═════ Excerpted data

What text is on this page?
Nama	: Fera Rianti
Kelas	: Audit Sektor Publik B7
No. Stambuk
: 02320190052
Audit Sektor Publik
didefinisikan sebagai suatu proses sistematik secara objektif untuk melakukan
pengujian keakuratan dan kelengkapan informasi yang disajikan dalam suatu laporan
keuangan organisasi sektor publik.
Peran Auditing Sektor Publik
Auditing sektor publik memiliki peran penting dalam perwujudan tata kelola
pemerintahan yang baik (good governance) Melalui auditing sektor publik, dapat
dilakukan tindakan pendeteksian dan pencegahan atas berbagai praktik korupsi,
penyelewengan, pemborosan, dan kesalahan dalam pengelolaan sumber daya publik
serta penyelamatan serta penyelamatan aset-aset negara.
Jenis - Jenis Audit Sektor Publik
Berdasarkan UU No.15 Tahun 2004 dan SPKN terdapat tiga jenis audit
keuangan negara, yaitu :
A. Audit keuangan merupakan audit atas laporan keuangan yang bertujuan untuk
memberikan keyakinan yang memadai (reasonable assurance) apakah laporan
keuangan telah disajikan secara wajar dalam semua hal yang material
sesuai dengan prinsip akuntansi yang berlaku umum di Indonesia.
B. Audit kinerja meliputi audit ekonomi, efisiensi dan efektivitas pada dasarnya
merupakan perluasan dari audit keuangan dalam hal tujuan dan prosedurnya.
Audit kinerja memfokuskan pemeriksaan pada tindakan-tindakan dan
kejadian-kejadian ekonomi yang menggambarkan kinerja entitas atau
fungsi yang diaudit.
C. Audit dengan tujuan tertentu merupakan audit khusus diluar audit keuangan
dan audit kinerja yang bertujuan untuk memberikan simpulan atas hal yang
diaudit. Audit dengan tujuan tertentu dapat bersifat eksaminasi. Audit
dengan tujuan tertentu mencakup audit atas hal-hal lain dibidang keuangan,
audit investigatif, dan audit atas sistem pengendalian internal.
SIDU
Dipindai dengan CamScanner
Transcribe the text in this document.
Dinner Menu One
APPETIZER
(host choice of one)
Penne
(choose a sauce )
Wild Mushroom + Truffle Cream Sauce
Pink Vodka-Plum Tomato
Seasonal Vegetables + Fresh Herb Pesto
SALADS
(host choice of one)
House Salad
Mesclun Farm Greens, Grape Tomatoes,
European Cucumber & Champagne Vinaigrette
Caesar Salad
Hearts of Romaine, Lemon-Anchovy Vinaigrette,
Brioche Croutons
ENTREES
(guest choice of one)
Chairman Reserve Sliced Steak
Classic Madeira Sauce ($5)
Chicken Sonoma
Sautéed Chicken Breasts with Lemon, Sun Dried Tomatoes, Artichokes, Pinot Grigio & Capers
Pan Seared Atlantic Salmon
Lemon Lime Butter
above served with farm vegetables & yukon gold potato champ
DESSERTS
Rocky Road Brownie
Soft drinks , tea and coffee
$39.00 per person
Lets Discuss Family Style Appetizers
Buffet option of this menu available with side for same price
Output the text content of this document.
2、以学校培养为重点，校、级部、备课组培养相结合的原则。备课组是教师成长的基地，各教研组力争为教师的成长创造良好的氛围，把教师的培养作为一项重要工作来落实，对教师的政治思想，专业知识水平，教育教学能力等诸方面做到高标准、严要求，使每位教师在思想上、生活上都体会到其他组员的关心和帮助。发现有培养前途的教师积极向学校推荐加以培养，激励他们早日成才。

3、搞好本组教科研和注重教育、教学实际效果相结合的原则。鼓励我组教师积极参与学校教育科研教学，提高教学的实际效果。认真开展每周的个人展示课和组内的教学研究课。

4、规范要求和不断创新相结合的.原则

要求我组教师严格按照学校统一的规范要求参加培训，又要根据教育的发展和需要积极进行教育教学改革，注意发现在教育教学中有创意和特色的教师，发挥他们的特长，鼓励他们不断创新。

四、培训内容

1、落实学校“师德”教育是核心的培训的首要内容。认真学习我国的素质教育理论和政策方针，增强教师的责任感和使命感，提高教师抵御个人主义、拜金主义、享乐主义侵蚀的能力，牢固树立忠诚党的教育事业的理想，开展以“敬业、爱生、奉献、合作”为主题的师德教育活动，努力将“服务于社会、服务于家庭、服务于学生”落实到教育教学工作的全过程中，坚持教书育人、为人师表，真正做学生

══════════

◆ Description of the task ◆
Reproduce each line verbatim.

◆ Problem solution ◆
What text is on this page?
Nama	: Fera Rianti
Kelas	: Audit Sektor Publik B7
No. Stambuk
: 02320190052
Audit Sektor Publik
didefinisikan sebagai suatu proses sistematik secara objektif untuk melakukan
pengujian keakuratan dan kelengkapan informasi yang disajikan dalam suatu laporan
keuangan organisasi sektor publik.
Peran Auditing Sektor Publik
Auditing sektor publik memiliki peran penting dalam perwujudan tata kelola
pemerintahan yang baik (good governance) Melalui auditing sektor publik, dapat
dilakukan tindakan pendeteksian dan pencegahan atas berbagai praktik korupsi,
penyelewengan, pemborosan, dan kesalahan dalam pengelolaan sumber daya publik
serta penyelamatan serta penyelamatan aset-aset negara.
Jenis - Jenis Audit Sektor Publik
Berdasarkan UU No.15 Tahun 2004 dan SPKN terdapat tiga jenis audit
keuangan negara, yaitu :
A. Audit keuangan merupakan audit atas laporan keuangan yang bertujuan untuk
memberikan keyakinan yang memadai (reasonable assurance) apakah laporan
keuangan telah disajikan secara wajar dalam semua hal yang material
sesuai dengan prinsip akuntansi yang berlaku umum di Indonesia.
B. Audit kinerja meliputi audit ekonomi, efisiensi dan efektivitas pada dasarnya
merupakan perluasan dari audit keuangan dalam hal tujuan dan prosedurnya.
Audit kinerja memfokuskan pemeriksaan pada tindakan-tindakan dan
kejadian-kejadian ekonomi yang menggambarkan kinerja entitas atau
fungsi yang diaudit.
C. Audit dengan tujuan tertentu merupakan audit khusus diluar audit keuangan
dan audit kinerja yang bertujuan untuk memberikan simpulan atas hal yang
diaudit. Audit dengan tujuan tertentu dapat bersifat eksaminasi. Audit
dengan tujuan tertentu mencakup audit atas hal-hal lain dibidang keuangan,
audit investigatif, dan audit atas sistem pengendalian internal.
SIDU
Dipindai dengan CamScanner
Transcribe the text in this document.
Dinner Menu One
APPETIZER
(host choice of one)
Penne
(choose a sauce )
Wild Mushroom + Truffle Cream Sauce
Pink Vodka-Plum Tomato
Seasonal Vegetables + Fresh Herb Pesto
SALADS
(host choice of one)
House Salad
Mesclun Farm Greens, Grape Tomatoes,
European Cucumber & Champagne Vinaigrette
Caesar Salad
Hearts of Romaine, Lemon-Anchovy Vinaigrette,
Brioche Croutons
ENTREES
(guest choice of one)
Chairman Reserve Sliced Steak
Classic Madeira Sauce ($5)
Chicken Sonoma
Sautéed Chicken Breasts with Lemon, Sun Dried Tomatoes, Artichokes, Pinot Grigio & Capers
Pan Seared Atlantic Salmon
Lemon Lime Butter
above served with farm vegetables & yukon gold potato champ
DESSERTS
Rocky Road Brownie
Soft drinks , tea and coffee
$39.00 per person
Lets Discuss Family Style Appetizers
Buffet option of this menu available with side for same price
Output the text content of this document.
2、以学校培养为重点，校、级部、备课组培养相结合的原则。备课组是教师成长的基地，各教研组力争为教师的成长创造良好的氛围，把教师的培养作为一项重要工作来落实，对教师的政治思想，专业知识水平，教育教学能力等诸方面做到高标准、严要求，使每位教师在思想上、生活上都体会到其他组员的关心和帮助。发现有培养前途的教师积极向学校推荐加以培养，激励他们早日成才。

3、搞好本组教科研和注重教育、教学实际效果相结合的原则。鼓励我组教师积极参与学校教育科研教学，提高教学的实际效果。认真开展每周的个人展示课和组内的教学研究课。

4、规范要求和不断创新相结合的.原则

要求我组教师严格按照学校统一的规范要求参加培训，又要根据教育的发展和需要积极进行教育教学改革，注意发现在教育教学中有创意和特色的教师，发挥他们的特长，鼓励他们不断创新。

四、培训内容

1、落实学校“师德”教育是核心的培训的首要内容。认真学习我国的素质教育理论和政策方针，增强教师的责任感和使命感，提高教师抵御个人主义、拜金主义、享乐主义侵蚀的能力，牢固树立忠诚党的教育事业的理想，开展以“敬业、爱生、奉献、合作”为主题的师德教育活动，努力将“服务于社会、服务于家庭、服务于学生”落实到教育教学工作的全过程中，坚持教书育人、为人师表，真正做学生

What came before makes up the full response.